# Forest Dream



## olileon (Aug 10, 2008)

Hi, i come back with a new hardscape for 2011 . Only wood pieces and green plants.












An example with the wood :





The tank is 160*60*60, 576 liters. 3 HQI 150W, 8000K. Pouzzolane and Aquasoil Amazonia 1 for substrate. Industrial CO2.

The hardscape :



Plants will be : Lilaeopsis, eleocharis parvula, echino tenellus, ranunculus inundatus, staurogyne, weeping moss, bolbitis, microsorum pteropus, difformis, mayaca, ceratopteris thalictroides, hygrophila pinnatifida.


----------



## olileon (Aug 10, 2008)

Some pics :

Bentosis fishs :







An eos lost in forest :


----------



## nicewicz (May 16, 2010)

Fantastic planting around the stumps. I really like your plant selection as well. Is there any chance that we can get a full tank shot?


----------



## doubleott05 (Jul 20, 2005)

yes full tank shot please


----------



## Tex Gal (Nov 1, 2007)

Looking beautiful! You're teasing us....  Are you entering a contest.


----------



## ryan10517 (Apr 28, 2010)

wow! this tank is awesome! very innovative for sure...

I have always loved forests and trees, especially buttress root trees similar to these. I even made a crappy replica of one for a poison dart frog tank. here is a picture if anyone cares








I think a few of these would look cool in a really big tank.

Ok i shared a FTS (full tree shot). your turn!!! hhaha in all serious though, you have an exceptional tank there. great work man!


----------



## Ed_Alfonso (Dec 10, 2005)

Nice Job!!!!


----------



## NeonFlux (May 15, 2008)

Wow, neat!


----------



## olileon (Aug 10, 2008)

Hi thanks for comments... the tank is 3 months old now. It's my first try without red plant and i love it...


----------



## Robert Henry (Jun 13, 2005)

Very beautiful tank! I love your choice of fish as well.


----------



## fishyjoe24 (May 18, 2010)

clap clap that looks very very lovely.


----------



## olileon (Aug 10, 2008)

Thanks...

A pic with the big tank and the 182 liters with corals and salt water...


----------

########################################

Study questions
**A.** Answer these from the Forest Dream thread:
(i) What are the tank's dimensions and volume?
(ii) How old was the tank when olileon thanked everyone for the comments?
(iii) What does the 182-liter tank hold?
**B.** Reproduce the passage of the Forest Dream thread starting at "clap clap that" and ending at "and salt water...".
The records that come next have no connection to the text above.

(Stored records)

########################################

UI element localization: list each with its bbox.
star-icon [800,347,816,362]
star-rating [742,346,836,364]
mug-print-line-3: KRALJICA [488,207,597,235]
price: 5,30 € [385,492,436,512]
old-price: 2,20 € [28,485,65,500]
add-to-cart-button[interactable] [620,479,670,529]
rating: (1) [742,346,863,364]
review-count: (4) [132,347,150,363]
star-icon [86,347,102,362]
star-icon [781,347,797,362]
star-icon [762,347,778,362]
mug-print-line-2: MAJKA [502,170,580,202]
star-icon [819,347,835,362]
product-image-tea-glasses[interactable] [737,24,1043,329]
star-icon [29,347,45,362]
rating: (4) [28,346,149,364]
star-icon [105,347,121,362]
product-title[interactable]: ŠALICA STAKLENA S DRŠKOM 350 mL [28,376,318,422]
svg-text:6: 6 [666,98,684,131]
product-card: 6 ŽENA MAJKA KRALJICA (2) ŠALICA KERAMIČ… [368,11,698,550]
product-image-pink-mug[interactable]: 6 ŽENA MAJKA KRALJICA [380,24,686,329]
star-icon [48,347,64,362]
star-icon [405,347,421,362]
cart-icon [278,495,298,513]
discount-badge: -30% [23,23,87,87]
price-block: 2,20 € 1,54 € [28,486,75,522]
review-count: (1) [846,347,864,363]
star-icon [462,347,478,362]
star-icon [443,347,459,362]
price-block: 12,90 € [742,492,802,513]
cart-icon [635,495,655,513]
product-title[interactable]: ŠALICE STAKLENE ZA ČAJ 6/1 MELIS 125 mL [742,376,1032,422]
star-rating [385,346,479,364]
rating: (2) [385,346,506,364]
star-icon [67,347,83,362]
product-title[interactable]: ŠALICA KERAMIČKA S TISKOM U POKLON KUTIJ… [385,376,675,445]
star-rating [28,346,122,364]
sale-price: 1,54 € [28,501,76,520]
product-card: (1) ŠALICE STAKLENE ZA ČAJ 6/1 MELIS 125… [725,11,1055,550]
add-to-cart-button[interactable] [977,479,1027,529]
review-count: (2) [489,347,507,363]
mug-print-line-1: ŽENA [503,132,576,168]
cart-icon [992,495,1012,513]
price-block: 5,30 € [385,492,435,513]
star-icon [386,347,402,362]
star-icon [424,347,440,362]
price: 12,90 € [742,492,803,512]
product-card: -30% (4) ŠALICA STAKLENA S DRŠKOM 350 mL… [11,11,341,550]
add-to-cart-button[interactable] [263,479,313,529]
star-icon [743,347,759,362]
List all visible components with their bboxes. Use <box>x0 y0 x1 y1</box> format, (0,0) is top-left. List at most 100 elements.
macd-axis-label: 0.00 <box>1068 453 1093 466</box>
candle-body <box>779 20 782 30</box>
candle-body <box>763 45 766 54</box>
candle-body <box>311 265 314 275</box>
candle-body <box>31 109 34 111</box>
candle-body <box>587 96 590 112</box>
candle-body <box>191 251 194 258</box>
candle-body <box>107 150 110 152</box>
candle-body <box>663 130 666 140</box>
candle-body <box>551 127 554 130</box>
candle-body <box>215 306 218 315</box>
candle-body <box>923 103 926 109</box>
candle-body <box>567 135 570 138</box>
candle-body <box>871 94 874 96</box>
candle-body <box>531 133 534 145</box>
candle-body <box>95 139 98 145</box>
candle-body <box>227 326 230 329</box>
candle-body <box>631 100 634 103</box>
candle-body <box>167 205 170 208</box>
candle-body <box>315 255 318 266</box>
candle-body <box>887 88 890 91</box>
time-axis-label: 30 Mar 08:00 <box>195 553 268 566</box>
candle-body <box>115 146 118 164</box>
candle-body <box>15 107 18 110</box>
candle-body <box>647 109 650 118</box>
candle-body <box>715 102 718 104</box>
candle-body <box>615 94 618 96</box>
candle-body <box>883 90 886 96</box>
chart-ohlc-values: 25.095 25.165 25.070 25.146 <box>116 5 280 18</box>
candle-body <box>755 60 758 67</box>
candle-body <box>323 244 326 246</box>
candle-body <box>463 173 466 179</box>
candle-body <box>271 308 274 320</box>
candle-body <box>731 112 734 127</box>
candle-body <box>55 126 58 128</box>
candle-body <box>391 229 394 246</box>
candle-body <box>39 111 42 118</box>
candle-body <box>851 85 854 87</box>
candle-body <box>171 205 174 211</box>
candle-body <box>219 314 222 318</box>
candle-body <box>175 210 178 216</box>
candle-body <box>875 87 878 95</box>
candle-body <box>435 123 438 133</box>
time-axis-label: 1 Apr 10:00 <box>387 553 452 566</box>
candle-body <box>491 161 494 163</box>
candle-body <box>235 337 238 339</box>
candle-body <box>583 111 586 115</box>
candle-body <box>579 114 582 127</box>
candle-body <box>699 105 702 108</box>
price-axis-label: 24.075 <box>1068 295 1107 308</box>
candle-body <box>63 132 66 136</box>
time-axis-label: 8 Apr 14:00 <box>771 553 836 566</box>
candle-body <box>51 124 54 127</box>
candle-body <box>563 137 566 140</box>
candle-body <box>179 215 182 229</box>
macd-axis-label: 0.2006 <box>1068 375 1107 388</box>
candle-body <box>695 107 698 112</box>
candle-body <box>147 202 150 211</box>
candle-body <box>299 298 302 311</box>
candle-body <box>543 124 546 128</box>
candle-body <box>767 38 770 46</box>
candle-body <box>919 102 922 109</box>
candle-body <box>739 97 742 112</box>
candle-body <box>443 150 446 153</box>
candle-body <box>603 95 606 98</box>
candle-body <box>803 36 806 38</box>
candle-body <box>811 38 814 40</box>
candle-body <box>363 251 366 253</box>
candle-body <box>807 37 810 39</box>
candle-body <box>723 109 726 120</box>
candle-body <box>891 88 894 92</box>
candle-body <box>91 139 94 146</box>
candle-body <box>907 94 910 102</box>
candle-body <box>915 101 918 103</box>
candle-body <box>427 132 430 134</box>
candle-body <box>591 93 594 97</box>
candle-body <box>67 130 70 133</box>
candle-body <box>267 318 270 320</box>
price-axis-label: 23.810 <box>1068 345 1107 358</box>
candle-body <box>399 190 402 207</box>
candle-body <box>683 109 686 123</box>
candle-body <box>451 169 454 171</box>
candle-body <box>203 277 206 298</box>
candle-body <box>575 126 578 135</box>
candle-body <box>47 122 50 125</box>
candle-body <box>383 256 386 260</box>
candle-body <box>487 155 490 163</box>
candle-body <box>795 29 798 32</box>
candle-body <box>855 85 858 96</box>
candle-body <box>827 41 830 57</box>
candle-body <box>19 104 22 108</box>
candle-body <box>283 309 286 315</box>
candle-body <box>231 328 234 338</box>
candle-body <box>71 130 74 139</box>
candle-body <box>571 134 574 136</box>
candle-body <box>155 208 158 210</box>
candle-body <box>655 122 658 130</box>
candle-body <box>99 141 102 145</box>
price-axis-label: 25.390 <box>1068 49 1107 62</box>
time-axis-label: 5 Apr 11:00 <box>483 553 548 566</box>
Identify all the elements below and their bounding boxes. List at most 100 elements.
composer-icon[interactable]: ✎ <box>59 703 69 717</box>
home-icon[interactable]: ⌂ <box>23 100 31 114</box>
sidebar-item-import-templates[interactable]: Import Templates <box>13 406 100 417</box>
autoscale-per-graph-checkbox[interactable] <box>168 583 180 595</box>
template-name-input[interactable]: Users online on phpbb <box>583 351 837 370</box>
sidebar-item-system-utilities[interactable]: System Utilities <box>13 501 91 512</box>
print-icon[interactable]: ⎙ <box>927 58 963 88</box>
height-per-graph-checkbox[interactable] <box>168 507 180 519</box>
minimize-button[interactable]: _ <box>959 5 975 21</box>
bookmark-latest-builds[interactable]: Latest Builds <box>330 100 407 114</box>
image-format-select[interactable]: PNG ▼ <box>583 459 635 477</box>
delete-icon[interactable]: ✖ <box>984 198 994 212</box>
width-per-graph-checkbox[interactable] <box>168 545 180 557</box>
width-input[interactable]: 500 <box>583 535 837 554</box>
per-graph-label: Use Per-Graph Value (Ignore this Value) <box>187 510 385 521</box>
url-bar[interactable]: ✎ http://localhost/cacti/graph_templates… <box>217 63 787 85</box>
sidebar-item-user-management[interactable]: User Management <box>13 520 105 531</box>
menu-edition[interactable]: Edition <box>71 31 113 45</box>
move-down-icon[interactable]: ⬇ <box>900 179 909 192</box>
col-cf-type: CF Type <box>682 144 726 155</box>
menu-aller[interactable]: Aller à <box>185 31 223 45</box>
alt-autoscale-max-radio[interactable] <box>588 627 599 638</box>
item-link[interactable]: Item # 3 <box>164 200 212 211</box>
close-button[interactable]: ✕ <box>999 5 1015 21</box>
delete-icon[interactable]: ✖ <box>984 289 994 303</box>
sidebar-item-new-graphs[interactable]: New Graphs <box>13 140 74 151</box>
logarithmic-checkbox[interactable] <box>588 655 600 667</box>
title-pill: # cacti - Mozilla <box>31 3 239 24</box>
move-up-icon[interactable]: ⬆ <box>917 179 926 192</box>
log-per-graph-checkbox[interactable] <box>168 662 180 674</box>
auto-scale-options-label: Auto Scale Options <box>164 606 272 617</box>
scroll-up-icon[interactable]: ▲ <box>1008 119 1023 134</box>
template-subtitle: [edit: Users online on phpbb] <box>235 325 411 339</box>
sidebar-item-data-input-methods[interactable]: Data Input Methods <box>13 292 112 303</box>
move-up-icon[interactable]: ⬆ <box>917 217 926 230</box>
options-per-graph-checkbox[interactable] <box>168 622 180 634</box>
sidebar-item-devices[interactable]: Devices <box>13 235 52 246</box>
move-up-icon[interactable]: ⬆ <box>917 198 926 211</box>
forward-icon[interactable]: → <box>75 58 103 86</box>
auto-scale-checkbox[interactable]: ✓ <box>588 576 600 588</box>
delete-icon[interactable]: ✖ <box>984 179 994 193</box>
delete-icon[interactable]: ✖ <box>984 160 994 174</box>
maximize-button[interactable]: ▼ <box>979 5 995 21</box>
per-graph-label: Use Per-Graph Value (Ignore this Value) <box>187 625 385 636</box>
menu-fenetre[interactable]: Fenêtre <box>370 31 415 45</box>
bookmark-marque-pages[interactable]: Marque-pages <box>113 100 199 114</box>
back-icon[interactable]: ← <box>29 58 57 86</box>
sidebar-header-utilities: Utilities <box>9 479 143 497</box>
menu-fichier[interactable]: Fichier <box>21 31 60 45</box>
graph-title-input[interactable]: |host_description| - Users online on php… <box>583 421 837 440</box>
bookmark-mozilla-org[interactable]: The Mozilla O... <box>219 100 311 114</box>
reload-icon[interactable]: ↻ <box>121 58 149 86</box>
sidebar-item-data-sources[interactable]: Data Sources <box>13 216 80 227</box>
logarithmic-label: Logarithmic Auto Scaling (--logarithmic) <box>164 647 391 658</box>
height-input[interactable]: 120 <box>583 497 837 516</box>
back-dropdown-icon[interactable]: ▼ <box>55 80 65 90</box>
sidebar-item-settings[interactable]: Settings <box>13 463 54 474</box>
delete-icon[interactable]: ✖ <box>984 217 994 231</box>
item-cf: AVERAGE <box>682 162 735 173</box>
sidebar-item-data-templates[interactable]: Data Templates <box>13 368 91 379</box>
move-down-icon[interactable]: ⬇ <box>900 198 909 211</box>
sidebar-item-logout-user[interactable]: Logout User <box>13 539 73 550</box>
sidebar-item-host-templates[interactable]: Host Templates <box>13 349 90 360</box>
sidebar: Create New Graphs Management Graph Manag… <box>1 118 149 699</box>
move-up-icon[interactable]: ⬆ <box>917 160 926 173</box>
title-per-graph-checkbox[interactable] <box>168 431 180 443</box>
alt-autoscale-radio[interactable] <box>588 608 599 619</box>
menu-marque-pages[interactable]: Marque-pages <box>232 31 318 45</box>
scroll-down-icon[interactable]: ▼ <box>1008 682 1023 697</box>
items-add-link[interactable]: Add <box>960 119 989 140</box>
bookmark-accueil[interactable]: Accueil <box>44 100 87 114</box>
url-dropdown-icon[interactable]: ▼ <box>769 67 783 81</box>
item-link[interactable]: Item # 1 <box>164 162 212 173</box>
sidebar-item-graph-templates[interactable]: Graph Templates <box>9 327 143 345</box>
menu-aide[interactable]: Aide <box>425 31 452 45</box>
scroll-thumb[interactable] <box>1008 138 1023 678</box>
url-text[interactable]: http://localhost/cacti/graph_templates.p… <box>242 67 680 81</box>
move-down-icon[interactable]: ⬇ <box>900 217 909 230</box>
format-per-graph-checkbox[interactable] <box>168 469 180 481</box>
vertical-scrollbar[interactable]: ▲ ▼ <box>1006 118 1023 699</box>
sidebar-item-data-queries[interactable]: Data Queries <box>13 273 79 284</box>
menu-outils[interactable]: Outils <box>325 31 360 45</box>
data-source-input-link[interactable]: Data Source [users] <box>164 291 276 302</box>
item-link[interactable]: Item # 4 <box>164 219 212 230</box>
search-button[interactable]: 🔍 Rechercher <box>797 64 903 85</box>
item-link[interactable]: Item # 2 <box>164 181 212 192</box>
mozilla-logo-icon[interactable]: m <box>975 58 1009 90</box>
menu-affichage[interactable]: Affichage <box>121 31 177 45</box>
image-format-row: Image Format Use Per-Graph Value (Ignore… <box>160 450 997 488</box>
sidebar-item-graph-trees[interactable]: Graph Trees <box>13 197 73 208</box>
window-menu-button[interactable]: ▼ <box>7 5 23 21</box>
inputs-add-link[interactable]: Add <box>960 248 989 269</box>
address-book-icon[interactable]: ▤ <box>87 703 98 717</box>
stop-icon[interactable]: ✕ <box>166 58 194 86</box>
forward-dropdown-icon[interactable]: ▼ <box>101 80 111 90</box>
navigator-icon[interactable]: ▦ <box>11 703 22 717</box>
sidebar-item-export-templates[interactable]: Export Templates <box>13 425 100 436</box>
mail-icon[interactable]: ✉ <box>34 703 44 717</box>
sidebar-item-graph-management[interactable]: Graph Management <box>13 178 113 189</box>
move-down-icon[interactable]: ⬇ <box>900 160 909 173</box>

########################################

Task-by-task results
**A.**
(i) 160*60*60, 576 liters.
(ii) 3 months old.
(iii) Corals and salt water.

**B.**
clap clap that looks very very lovely.


----------



## olileon (Aug 10, 2008)

Thanks...

A pic with the big tank and the 182 liters with corals and salt water...